• What to produce
Look through the records below and give the number of lines holding the string "JSON", nothing more.

--

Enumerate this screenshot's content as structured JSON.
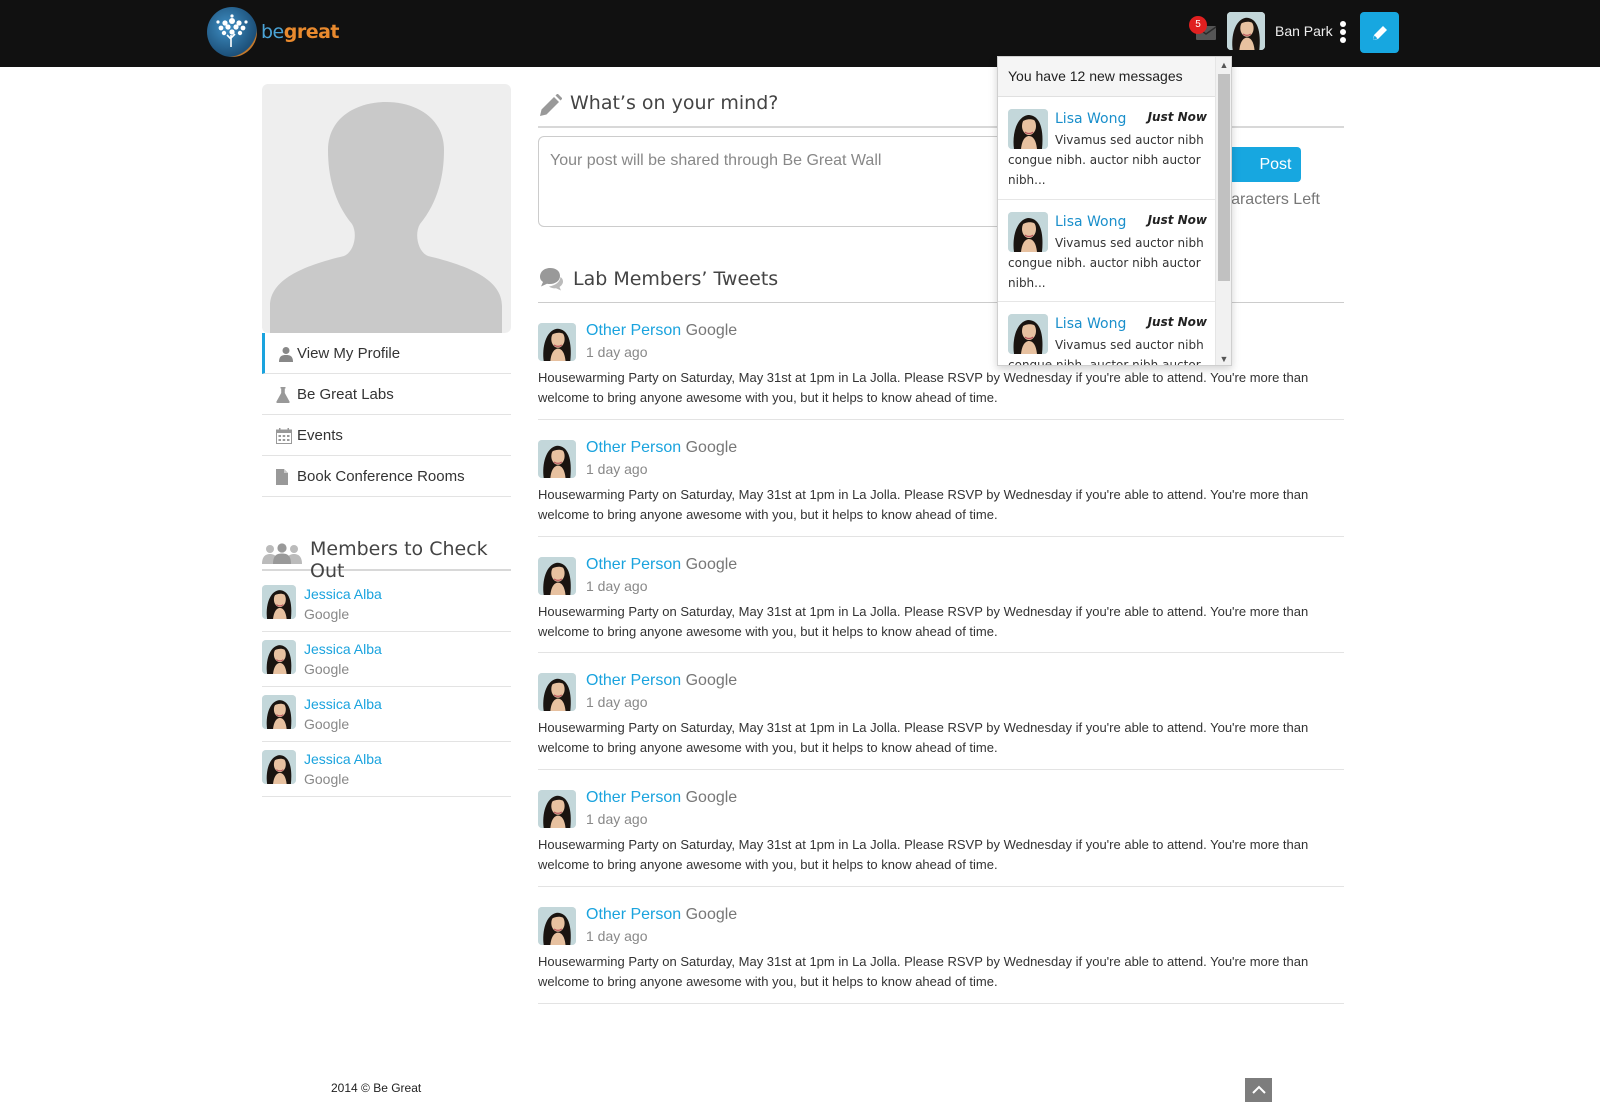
{
  "brand": {
    "be": "be",
    "great": "great",
    "be_color": "#4aa3d6",
    "great_color": "#e98a2e"
  },
  "topbar": {
    "message_count": "5",
    "username": "Ban Park",
    "icons": [
      "envelope-icon",
      "more-vertical-icon",
      "pencil-icon"
    ]
  },
  "sidebar": {
    "nav": [
      {
        "label": "View My Profile",
        "icon": "user-icon",
        "active": true
      },
      {
        "label": "Be Great Labs",
        "icon": "flask-icon",
        "active": false
      },
      {
        "label": "Events",
        "icon": "calendar-icon",
        "active": false
      },
      {
        "label": "Book Conference Rooms",
        "icon": "document-icon",
        "active": false
      }
    ],
    "members_title": "Members to Check Out",
    "members": [
      {
        "name": "Jessica Alba",
        "org": "Google"
      },
      {
        "name": "Jessica Alba",
        "org": "Google"
      },
      {
        "name": "Jessica Alba",
        "org": "Google"
      },
      {
        "name": "Jessica Alba",
        "org": "Google"
      }
    ]
  },
  "composer": {
    "title": "What’s on your mind?",
    "placeholder": "Your post will be shared through Be Great Wall",
    "post_label": "Post",
    "chars_left_label": "aracters Left"
  },
  "tweets": {
    "title": "Lab Members’ Tweets",
    "items": [
      {
        "name": "Other Person",
        "org": "Google",
        "time": "1 day ago",
        "body": "Housewarming Party on Saturday, May 31st at 1pm in La Jolla. Please RSVP by Wednesday if you're able to attend. You're more than welcome to bring anyone awesome with you, but it helps to know ahead of time."
      },
      {
        "name": "Other Person",
        "org": "Google",
        "time": "1 day ago",
        "body": "Housewarming Party on Saturday, May 31st at 1pm in La Jolla. Please RSVP by Wednesday if you're able to attend. You're more than welcome to bring anyone awesome with you, but it helps to know ahead of time."
      },
      {
        "name": "Other Person",
        "org": "Google",
        "time": "1 day ago",
        "body": "Housewarming Party on Saturday, May 31st at 1pm in La Jolla. Please RSVP by Wednesday if you're able to attend. You're more than welcome to bring anyone awesome with you, but it helps to know ahead of time."
      },
      {
        "name": "Other Person",
        "org": "Google",
        "time": "1 day ago",
        "body": "Housewarming Party on Saturday, May 31st at 1pm in La Jolla. Please RSVP by Wednesday if you're able to attend. You're more than welcome to bring anyone awesome with you, but it helps to know ahead of time."
      },
      {
        "name": "Other Person",
        "org": "Google",
        "time": "1 day ago",
        "body": "Housewarming Party on Saturday, May 31st at 1pm in La Jolla. Please RSVP by Wednesday if you're able to attend. You're more than welcome to bring anyone awesome with you, but it helps to know ahead of time."
      },
      {
        "name": "Other Person",
        "org": "Google",
        "time": "1 day ago",
        "body": "Housewarming Party on Saturday, May 31st at 1pm in La Jolla. Please RSVP by Wednesday if you're able to attend. You're more than welcome to bring anyone awesome with you, but it helps to know ahead of time."
      }
    ]
  },
  "messages_dropdown": {
    "header": "You have 12 new messages",
    "items": [
      {
        "name": "Lisa Wong",
        "time": "Just Now",
        "text": "Vivamus sed auctor nibh congue nibh. auctor nibh auctor nibh..."
      },
      {
        "name": "Lisa Wong",
        "time": "Just Now",
        "text": "Vivamus sed auctor nibh congue nibh. auctor nibh auctor nibh..."
      },
      {
        "name": "Lisa Wong",
        "time": "Just Now",
        "text": "Vivamus sed auctor nibh congue nibh. auctor nibh auctor"
      }
    ]
  },
  "footer": {
    "copyright": "2014 © Be Great"
  },
  "colors": {
    "accent": "#17a7e0",
    "topbar": "#111111",
    "badge": "#e02020",
    "link": "#1aa3de"
  }
}
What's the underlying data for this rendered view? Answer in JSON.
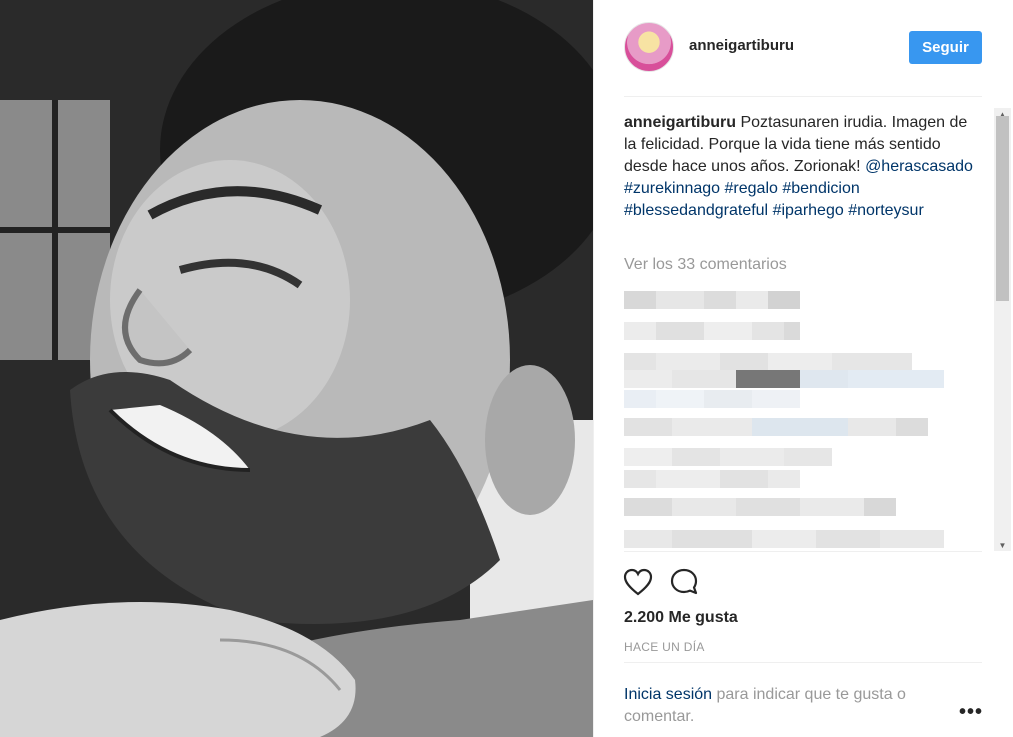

--

• Answer for this exercise
2